Start PROVIDED ENTRIES

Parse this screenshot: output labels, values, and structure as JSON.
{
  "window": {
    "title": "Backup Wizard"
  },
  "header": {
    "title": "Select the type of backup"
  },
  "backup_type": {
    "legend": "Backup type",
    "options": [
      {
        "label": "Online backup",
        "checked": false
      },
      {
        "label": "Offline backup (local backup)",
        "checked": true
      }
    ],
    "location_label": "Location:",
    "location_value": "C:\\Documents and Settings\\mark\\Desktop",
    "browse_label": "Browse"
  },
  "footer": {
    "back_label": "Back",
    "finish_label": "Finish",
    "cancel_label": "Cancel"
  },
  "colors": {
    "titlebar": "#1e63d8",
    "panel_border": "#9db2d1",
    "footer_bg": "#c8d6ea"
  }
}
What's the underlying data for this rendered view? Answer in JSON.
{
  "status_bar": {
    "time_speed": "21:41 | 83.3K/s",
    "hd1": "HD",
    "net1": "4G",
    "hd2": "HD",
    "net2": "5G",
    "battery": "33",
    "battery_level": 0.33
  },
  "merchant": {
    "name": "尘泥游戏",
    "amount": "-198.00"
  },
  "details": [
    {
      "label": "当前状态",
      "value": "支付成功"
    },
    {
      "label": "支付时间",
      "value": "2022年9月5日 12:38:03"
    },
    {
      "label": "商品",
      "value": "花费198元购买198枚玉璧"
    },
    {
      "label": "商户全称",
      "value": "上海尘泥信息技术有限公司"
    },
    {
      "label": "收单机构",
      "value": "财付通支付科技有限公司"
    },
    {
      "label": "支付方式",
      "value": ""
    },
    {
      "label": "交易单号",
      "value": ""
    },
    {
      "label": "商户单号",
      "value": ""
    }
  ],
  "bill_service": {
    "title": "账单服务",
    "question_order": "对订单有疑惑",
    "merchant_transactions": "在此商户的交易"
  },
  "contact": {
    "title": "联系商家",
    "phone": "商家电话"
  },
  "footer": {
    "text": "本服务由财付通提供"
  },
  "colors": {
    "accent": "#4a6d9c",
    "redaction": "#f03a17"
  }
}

End PROVIDED ENTRIES

Reproduce the material above exactly; please quote every line of it.

Parse this screenshot: output labels, values, and structure as JSON.
{
  "window": {
    "title": "Backup Wizard"
  },
  "header": {
    "title": "Select the type of backup"
  },
  "backup_type": {
    "legend": "Backup type",
    "options": [
      {
        "label": "Online backup",
        "checked": false
      },
      {
        "label": "Offline backup (local backup)",
        "checked": true
      }
    ],
    "location_label": "Location:",
    "location_value": "C:\\Documents and Settings\\mark\\Desktop",
    "browse_label": "Browse"
  },
  "footer": {
    "back_label": "Back",
    "finish_label": "Finish",
    "cancel_label": "Cancel"
  },
  "colors": {
    "titlebar": "#1e63d8",
    "panel_border": "#9db2d1",
    "footer_bg": "#c8d6ea"
  }
}
What's the underlying data for this rendered view? Answer in JSON.
{
  "status_bar": {
    "time_speed": "21:41 | 83.3K/s",
    "hd1": "HD",
    "net1": "4G",
    "hd2": "HD",
    "net2": "5G",
    "battery": "33",
    "battery_level": 0.33
  },
  "merchant": {
    "name": "尘泥游戏",
    "amount": "-198.00"
  },
  "details": [
    {
      "label": "当前状态",
      "value": "支付成功"
    },
    {
      "label": "支付时间",
      "value": "2022年9月5日 12:38:03"
    },
    {
      "label": "商品",
      "value": "花费198元购买198枚玉璧"
    },
    {
      "label": "商户全称",
      "value": "上海尘泥信息技术有限公司"
    },
    {
      "label": "收单机构",
      "value": "财付通支付科技有限公司"
    },
    {
      "label": "支付方式",
      "value": ""
    },
    {
      "label": "交易单号",
      "value": ""
    },
    {
      "label": "商户单号",
      "value": ""
    }
  ],
  "bill_service": {
    "title": "账单服务",
    "question_order": "对订单有疑惑",
    "merchant_transactions": "在此商户的交易"
  },
  "contact": {
    "title": "联系商家",
    "phone": "商家电话"
  },
  "footer": {
    "text": "本服务由财付通提供"
  },
  "colors": {
    "accent": "#4a6d9c",
    "redaction": "#f03a17"
  }
}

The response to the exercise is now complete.